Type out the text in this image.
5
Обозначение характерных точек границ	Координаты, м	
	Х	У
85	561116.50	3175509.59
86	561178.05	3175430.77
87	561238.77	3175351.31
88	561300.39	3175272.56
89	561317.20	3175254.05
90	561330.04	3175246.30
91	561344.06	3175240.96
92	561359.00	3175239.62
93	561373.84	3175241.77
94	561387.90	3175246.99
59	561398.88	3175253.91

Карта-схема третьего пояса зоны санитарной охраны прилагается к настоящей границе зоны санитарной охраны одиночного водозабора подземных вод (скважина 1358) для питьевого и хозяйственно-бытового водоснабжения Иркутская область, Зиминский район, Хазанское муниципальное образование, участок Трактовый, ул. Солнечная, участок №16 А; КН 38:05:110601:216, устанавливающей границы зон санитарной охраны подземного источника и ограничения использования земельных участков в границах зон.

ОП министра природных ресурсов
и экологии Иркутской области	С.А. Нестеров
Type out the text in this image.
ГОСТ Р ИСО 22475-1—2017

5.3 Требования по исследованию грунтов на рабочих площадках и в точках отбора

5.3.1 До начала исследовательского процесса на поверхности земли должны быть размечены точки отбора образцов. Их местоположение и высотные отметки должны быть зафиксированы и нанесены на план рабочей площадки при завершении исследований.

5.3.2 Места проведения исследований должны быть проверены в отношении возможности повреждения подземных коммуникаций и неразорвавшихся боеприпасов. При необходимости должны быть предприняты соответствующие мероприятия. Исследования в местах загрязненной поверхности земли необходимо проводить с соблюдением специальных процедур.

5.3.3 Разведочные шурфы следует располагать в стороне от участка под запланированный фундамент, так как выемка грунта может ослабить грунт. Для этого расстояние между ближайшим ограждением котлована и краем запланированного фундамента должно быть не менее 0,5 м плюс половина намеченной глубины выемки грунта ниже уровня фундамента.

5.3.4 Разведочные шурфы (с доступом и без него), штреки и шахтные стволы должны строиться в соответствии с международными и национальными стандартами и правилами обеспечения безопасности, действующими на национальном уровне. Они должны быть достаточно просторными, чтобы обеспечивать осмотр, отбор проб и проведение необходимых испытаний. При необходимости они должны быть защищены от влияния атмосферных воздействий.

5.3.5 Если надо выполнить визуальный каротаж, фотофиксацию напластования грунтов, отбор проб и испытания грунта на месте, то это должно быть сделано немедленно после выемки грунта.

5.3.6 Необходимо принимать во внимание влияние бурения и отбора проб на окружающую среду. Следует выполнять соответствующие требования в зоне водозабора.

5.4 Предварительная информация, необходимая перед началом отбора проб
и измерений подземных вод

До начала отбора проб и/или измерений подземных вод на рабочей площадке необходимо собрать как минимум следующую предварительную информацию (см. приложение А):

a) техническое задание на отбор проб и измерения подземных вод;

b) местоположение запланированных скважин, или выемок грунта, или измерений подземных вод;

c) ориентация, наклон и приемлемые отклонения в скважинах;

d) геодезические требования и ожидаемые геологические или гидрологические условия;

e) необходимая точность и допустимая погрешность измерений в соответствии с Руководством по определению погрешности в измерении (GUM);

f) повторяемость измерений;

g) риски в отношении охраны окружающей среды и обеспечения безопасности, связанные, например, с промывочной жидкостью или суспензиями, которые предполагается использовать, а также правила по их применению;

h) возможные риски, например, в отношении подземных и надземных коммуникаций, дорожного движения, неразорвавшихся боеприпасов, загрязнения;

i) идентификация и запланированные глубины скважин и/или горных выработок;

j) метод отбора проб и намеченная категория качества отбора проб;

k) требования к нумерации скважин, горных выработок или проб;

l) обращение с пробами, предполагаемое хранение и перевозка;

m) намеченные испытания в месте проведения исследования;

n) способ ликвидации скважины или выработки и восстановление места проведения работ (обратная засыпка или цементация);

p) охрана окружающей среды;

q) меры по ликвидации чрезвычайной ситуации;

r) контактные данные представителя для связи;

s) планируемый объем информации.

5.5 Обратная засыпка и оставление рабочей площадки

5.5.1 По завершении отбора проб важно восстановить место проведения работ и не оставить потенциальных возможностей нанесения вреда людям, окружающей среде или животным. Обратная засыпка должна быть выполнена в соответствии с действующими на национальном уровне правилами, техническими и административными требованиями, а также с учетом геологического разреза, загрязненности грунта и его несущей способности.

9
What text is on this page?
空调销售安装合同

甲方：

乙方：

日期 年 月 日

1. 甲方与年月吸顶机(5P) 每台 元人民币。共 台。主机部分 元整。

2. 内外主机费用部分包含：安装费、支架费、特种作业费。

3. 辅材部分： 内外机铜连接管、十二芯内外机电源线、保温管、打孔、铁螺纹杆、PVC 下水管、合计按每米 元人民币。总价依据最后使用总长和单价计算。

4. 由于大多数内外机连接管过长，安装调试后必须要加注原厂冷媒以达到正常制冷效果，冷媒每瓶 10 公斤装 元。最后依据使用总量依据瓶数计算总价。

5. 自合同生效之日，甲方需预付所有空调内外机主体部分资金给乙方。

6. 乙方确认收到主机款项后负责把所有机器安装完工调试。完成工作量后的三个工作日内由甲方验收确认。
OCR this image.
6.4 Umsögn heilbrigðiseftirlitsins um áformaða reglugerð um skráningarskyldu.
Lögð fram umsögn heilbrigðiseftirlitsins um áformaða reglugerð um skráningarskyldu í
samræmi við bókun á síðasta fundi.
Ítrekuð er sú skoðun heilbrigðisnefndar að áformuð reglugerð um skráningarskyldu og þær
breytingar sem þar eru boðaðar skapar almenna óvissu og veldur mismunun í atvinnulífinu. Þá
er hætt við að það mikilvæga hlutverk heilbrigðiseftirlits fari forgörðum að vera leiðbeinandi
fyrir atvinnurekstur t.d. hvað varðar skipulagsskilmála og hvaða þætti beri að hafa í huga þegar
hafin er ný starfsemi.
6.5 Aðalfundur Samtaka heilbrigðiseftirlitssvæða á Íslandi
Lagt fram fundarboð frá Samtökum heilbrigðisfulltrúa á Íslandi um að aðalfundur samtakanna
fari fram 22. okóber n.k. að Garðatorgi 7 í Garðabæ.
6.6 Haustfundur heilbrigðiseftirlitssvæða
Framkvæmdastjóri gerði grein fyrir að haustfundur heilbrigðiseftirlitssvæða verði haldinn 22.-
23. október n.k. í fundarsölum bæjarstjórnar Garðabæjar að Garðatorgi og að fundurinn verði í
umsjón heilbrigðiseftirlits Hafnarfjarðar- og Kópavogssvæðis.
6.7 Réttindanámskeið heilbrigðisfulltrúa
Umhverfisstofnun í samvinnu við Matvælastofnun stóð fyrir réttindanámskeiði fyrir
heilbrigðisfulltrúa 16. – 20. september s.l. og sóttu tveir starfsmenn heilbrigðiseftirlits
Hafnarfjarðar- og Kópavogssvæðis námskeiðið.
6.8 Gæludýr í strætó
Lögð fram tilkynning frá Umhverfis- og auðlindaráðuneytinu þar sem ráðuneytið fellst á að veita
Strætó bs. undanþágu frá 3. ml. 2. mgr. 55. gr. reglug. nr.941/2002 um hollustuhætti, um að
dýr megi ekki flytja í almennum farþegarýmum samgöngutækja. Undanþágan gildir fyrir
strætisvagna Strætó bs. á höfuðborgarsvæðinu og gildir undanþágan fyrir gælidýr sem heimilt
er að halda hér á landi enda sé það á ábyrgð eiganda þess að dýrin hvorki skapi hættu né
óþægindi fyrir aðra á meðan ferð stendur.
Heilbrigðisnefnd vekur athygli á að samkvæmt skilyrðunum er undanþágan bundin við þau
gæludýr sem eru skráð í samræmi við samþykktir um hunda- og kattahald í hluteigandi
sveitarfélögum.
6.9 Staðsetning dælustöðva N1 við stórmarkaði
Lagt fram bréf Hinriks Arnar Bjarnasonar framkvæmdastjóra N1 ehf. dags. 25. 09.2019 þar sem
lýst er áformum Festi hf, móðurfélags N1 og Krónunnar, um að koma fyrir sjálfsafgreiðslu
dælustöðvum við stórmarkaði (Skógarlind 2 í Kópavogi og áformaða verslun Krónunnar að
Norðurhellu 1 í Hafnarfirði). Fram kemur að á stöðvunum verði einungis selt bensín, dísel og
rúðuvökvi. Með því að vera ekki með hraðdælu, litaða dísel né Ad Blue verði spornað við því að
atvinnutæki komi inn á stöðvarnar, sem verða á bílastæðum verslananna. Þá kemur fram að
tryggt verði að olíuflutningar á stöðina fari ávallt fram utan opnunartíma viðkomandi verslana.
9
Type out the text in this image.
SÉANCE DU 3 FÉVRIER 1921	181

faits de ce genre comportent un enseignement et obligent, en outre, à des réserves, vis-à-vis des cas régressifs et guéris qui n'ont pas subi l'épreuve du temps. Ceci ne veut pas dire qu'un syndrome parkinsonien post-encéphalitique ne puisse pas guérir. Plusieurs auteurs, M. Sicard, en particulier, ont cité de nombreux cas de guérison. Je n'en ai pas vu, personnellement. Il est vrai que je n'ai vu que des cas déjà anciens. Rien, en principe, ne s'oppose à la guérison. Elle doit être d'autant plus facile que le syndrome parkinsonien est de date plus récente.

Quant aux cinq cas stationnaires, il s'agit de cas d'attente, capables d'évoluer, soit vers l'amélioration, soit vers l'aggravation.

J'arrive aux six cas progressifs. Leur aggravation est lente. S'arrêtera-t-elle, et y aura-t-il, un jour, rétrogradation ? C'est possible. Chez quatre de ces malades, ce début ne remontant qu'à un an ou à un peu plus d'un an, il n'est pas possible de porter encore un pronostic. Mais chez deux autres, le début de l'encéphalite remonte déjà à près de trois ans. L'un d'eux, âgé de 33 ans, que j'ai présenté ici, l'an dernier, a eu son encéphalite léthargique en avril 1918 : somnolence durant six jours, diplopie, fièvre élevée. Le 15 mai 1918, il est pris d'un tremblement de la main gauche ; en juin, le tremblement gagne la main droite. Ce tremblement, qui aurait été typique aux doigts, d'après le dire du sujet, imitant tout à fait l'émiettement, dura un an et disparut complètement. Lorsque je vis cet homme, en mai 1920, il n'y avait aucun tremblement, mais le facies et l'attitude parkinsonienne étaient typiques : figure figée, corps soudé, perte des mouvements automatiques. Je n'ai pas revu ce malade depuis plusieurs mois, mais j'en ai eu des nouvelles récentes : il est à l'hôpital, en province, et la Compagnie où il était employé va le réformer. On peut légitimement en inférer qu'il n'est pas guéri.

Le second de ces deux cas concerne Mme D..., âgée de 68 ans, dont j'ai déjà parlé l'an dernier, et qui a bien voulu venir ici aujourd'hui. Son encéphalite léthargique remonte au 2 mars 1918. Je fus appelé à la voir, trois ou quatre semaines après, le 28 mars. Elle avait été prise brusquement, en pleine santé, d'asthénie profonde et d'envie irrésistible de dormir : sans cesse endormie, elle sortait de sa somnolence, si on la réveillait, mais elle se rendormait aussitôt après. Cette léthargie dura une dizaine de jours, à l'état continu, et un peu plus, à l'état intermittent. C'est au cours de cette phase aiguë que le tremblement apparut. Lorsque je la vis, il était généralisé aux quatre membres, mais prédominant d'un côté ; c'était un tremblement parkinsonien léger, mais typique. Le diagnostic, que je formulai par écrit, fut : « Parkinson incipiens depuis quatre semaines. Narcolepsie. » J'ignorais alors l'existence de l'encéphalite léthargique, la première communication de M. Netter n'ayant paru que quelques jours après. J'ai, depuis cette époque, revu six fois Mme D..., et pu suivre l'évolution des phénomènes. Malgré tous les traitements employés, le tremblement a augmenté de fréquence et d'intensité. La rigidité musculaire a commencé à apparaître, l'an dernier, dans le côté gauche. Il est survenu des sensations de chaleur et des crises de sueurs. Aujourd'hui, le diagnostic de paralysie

-.-.-

[Your objective]
List all lines from the entries that include the word "месте".

[Result for this exercise]
5.3.5 Если надо выполнить визуальный каротаж, фотофиксацию напластования грунтов, отбор проб и испытания грунта на месте, то это должно быть сделано немедленно после выемки грунта.
m) намеченные испытания в месте проведения исследования;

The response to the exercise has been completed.